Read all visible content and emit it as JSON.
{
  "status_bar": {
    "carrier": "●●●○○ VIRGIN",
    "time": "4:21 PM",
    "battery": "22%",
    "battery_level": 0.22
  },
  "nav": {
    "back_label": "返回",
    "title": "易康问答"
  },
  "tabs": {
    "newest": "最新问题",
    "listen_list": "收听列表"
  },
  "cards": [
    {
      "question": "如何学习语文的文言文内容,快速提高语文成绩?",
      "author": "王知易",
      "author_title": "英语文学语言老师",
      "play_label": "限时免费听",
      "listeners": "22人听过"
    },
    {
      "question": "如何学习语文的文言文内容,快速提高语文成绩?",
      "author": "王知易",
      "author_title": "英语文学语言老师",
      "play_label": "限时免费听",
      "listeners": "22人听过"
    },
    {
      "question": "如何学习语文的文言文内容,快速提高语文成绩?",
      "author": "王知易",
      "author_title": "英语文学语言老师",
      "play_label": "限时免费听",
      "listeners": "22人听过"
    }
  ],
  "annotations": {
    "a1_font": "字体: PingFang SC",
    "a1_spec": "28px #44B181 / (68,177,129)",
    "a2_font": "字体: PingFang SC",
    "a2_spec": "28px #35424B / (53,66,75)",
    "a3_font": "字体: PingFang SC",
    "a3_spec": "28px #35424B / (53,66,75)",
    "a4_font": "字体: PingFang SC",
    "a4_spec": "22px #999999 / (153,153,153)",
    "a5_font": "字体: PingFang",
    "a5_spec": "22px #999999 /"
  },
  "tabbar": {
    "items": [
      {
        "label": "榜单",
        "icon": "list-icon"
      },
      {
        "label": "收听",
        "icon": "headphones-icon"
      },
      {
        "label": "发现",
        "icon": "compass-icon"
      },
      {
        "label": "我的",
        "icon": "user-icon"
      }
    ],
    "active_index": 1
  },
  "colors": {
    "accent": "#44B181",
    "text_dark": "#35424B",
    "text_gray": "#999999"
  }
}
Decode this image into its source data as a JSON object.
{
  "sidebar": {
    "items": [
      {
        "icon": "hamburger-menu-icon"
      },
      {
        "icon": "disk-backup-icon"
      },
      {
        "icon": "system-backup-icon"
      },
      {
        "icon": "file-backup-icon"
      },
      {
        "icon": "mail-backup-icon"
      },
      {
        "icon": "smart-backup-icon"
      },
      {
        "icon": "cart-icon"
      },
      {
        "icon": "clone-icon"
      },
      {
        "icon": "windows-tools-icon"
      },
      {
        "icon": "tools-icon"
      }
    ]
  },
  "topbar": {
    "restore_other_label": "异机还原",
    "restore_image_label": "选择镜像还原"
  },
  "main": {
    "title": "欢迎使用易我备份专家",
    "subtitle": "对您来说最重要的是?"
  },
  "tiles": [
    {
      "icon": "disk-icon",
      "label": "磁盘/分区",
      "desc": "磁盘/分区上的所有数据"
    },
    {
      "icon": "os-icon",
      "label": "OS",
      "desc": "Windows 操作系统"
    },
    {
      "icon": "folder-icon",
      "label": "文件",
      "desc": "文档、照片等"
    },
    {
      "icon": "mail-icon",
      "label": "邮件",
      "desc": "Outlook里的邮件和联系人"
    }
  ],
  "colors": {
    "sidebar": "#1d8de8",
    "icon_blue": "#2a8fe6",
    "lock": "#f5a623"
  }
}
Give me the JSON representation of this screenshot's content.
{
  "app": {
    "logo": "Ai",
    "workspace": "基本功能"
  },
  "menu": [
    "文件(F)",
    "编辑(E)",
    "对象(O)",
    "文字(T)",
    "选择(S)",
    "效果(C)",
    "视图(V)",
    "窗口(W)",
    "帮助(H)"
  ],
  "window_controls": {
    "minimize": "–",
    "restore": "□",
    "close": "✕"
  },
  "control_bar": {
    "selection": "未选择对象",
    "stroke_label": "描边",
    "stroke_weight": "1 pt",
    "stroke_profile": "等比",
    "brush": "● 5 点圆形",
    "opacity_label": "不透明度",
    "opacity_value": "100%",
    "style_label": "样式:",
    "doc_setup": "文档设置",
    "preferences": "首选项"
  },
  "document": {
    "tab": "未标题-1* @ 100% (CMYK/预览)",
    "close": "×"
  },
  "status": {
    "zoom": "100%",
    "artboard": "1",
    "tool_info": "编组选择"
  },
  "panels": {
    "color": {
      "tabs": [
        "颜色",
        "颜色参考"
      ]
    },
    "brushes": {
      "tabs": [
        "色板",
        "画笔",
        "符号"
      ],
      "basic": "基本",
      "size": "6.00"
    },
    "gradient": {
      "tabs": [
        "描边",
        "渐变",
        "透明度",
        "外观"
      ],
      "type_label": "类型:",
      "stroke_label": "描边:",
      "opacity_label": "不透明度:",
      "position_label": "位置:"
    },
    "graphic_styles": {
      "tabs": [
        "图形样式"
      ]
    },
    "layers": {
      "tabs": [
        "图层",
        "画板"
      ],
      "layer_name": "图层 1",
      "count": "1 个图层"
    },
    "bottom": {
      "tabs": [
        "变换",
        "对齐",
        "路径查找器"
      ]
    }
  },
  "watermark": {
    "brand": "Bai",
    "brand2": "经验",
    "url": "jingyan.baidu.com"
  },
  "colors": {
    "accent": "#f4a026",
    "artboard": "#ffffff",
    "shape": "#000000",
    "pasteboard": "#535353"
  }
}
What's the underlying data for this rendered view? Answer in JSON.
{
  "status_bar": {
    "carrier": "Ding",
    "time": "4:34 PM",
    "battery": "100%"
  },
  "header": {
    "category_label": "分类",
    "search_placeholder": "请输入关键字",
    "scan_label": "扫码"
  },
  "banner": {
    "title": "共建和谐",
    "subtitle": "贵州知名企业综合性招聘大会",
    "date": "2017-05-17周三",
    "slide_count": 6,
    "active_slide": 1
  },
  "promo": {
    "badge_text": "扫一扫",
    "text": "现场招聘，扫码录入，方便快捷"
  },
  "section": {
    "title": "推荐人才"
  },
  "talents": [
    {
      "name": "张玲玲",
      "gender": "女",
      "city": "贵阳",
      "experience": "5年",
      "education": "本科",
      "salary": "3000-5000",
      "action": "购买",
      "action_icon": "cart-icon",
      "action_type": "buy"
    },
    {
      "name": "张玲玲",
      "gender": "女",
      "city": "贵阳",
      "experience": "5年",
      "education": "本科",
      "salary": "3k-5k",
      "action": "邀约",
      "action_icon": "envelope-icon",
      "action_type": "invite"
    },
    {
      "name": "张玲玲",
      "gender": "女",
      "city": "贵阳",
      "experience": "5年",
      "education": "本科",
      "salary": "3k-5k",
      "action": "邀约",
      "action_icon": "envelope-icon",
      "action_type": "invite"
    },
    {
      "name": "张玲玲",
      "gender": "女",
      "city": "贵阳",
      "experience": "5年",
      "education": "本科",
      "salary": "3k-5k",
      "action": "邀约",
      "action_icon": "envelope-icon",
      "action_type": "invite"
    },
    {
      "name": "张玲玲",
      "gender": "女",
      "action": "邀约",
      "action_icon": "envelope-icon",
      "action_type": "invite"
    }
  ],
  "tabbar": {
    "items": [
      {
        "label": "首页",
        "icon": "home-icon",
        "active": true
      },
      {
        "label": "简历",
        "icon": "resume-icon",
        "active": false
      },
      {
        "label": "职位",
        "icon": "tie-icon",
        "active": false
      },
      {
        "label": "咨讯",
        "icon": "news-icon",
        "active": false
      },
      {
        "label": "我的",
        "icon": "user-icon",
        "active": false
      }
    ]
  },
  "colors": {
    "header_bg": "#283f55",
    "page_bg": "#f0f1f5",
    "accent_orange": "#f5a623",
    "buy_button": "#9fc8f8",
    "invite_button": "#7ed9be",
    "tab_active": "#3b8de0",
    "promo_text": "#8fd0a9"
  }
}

#### Request:
Copy out each line exactly.

#### Reply to the exercise:
Read all visible content and emit it as JSON.
{
  "status_bar": {
    "carrier": "●●●○○ VIRGIN",
    "time": "4:21 PM",
    "battery": "22%",
    "battery_level": 0.22
  },
  "nav": {
    "back_label": "返回",
    "title": "易康问答"
  },
  "tabs": {
    "newest": "最新问题",
    "listen_list": "收听列表"
  },
  "cards": [
    {
      "question": "如何学习语文的文言文内容,快速提高语文成绩?",
      "author": "王知易",
      "author_title": "英语文学语言老师",
      "play_label": "限时免费听",
      "listeners": "22人听过"
    },
    {
      "question": "如何学习语文的文言文内容,快速提高语文成绩?",
      "author": "王知易",
      "author_title": "英语文学语言老师",
      "play_label": "限时免费听",
      "listeners": "22人听过"
    },
    {
      "question": "如何学习语文的文言文内容,快速提高语文成绩?",
      "author": "王知易",
      "author_title": "英语文学语言老师",
      "play_label": "限时免费听",
      "listeners": "22人听过"
    }
  ],
  "annotations": {
    "a1_font": "字体: PingFang SC",
    "a1_spec": "28px #44B181 / (68,177,129)",
    "a2_font": "字体: PingFang SC",
    "a2_spec": "28px #35424B / (53,66,75)",
    "a3_font": "字体: PingFang SC",
    "a3_spec": "28px #35424B / (53,66,75)",
    "a4_font": "字体: PingFang SC",
    "a4_spec": "22px #999999 / (153,153,153)",
    "a5_font": "字体: PingFang",
    "a5_spec": "22px #999999 /"
  },
  "tabbar": {
    "items": [
      {
        "label": "榜单",
        "icon": "list-icon"
      },
      {
        "label": "收听",
        "icon": "headphones-icon"
      },
      {
        "label": "发现",
        "icon": "compass-icon"
      },
      {
        "label": "我的",
        "icon": "user-icon"
      }
    ],
    "active_index": 1
  },
  "colors": {
    "accent": "#44B181",
    "text_dark": "#35424B",
    "text_gray": "#999999"
  }
}
Decode this image into its source data as a JSON object.
{
  "sidebar": {
    "items": [
      {
        "icon": "hamburger-menu-icon"
      },
      {
        "icon": "disk-backup-icon"
      },
      {
        "icon": "system-backup-icon"
      },
      {
        "icon": "file-backup-icon"
      },
      {
        "icon": "mail-backup-icon"
      },
      {
        "icon": "smart-backup-icon"
      },
      {
        "icon": "cart-icon"
      },
      {
        "icon": "clone-icon"
      },
      {
        "icon": "windows-tools-icon"
      },
      {
        "icon": "tools-icon"
      }
    ]
  },
  "topbar": {
    "restore_other_label": "异机还原",
    "restore_image_label": "选择镜像还原"
  },
  "main": {
    "title": "欢迎使用易我备份专家",
    "subtitle": "对您来说最重要的是?"
  },
  "tiles": [
    {
      "icon": "disk-icon",
      "label": "磁盘/分区",
      "desc": "磁盘/分区上的所有数据"
    },
    {
      "icon": "os-icon",
      "label": "OS",
      "desc": "Windows 操作系统"
    },
    {
      "icon": "folder-icon",
      "label": "文件",
      "desc": "文档、照片等"
    },
    {
      "icon": "mail-icon",
      "label": "邮件",
      "desc": "Outlook里的邮件和联系人"
    }
  ],
  "colors": {
    "sidebar": "#1d8de8",
    "icon_blue": "#2a8fe6",
    "lock": "#f5a623"
  }
}
Give me the JSON representation of this screenshot's content.
{
  "app": {
    "logo": "Ai",
    "workspace": "基本功能"
  },
  "menu": [
    "文件(F)",
    "编辑(E)",
    "对象(O)",
    "文字(T)",
    "选择(S)",
    "效果(C)",
    "视图(V)",
    "窗口(W)",
    "帮助(H)"
  ],
  "window_controls": {
    "minimize": "–",
    "restore": "□",
    "close": "✕"
  },
  "control_bar": {
    "selection": "未选择对象",
    "stroke_label": "描边",
    "stroke_weight": "1 pt",
    "stroke_profile": "等比",
    "brush": "● 5 点圆形",
    "opacity_label": "不透明度",
    "opacity_value": "100%",
    "style_label": "样式:",
    "doc_setup": "文档设置",
    "preferences": "首选项"
  },
  "document": {
    "tab": "未标题-1* @ 100% (CMYK/预览)",
    "close": "×"
  },
  "status": {
    "zoom": "100%",
    "artboard": "1",
    "tool_info": "编组选择"
  },
  "panels": {
    "color": {
      "tabs": [
        "颜色",
        "颜色参考"
      ]
    },
    "brushes": {
      "tabs": [
        "色板",
        "画笔",
        "符号"
      ],
      "basic": "基本",
      "size": "6.00"
    },
    "gradient": {
      "tabs": [
        "描边",
        "渐变",
        "透明度",
        "外观"
      ],
      "type_label": "类型:",
      "stroke_label": "描边:",
      "opacity_label": "不透明度:",
      "position_label": "位置:"
    },
    "graphic_styles": {
      "tabs": [
        "图形样式"
      ]
    },
    "layers": {
      "tabs": [
        "图层",
        "画板"
      ],
      "layer_name": "图层 1",
      "count": "1 个图层"
    },
    "bottom": {
      "tabs": [
        "变换",
        "对齐",
        "路径查找器"
      ]
    }
  },
  "watermark": {
    "brand": "Bai",
    "brand2": "经验",
    "url": "jingyan.baidu.com"
  },
  "colors": {
    "accent": "#f4a026",
    "artboard": "#ffffff",
    "shape": "#000000",
    "pasteboard": "#535353"
  }
}
What's the underlying data for this rendered view? Answer in JSON.
{
  "status_bar": {
    "carrier": "Ding",
    "time": "4:34 PM",
    "battery": "100%"
  },
  "header": {
    "category_label": "分类",
    "search_placeholder": "请输入关键字",
    "scan_label": "扫码"
  },
  "banner": {
    "title": "共建和谐",
    "subtitle": "贵州知名企业综合性招聘大会",
    "date": "2017-05-17周三",
    "slide_count": 6,
    "active_slide": 1
  },
  "promo": {
    "badge_text": "扫一扫",
    "text": "现场招聘，扫码录入，方便快捷"
  },
  "section": {
    "title": "推荐人才"
  },
  "talents": [
    {
      "name": "张玲玲",
      "gender": "女",
      "city": "贵阳",
      "experience": "5年",
      "education": "本科",
      "salary": "3000-5000",
      "action": "购买",
      "action_icon": "cart-icon",
      "action_type": "buy"
    },
    {
      "name": "张玲玲",
      "gender": "女",
      "city": "贵阳",
      "experience": "5年",
      "education": "本科",
      "salary": "3k-5k",
      "action": "邀约",
      "action_icon": "envelope-icon",
      "action_type": "invite"
    },
    {
      "name": "张玲玲",
      "gender": "女",
      "city": "贵阳",
      "experience": "5年",
      "education": "本科",
      "salary": "3k-5k",
      "action": "邀约",
      "action_icon": "envelope-icon",
      "action_type": "invite"
    },
    {
      "name": "张玲玲",
      "gender": "女",
      "city": "贵阳",
      "experience": "5年",
      "education": "本科",
      "salary": "3k-5k",
      "action": "邀约",
      "action_icon": "envelope-icon",
      "action_type": "invite"
    },
    {
      "name": "张玲玲",
      "gender": "女",
      "action": "邀约",
      "action_icon": "envelope-icon",
      "action_type": "invite"
    }
  ],
  "tabbar": {
    "items": [
      {
        "label": "首页",
        "icon": "home-icon",
        "active": true
      },
      {
        "label": "简历",
        "icon": "resume-icon",
        "active": false
      },
      {
        "label": "职位",
        "icon": "tie-icon",
        "active": false
      },
      {
        "label": "咨讯",
        "icon": "news-icon",
        "active": false
      },
      {
        "label": "我的",
        "icon": "user-icon",
        "active": false
      }
    ]
  },
  "colors": {
    "header_bg": "#283f55",
    "page_bg": "#f0f1f5",
    "accent_orange": "#f5a623",
    "buy_button": "#9fc8f8",
    "invite_button": "#7ed9be",
    "tab_active": "#3b8de0",
    "promo_text": "#8fd0a9"
  }
}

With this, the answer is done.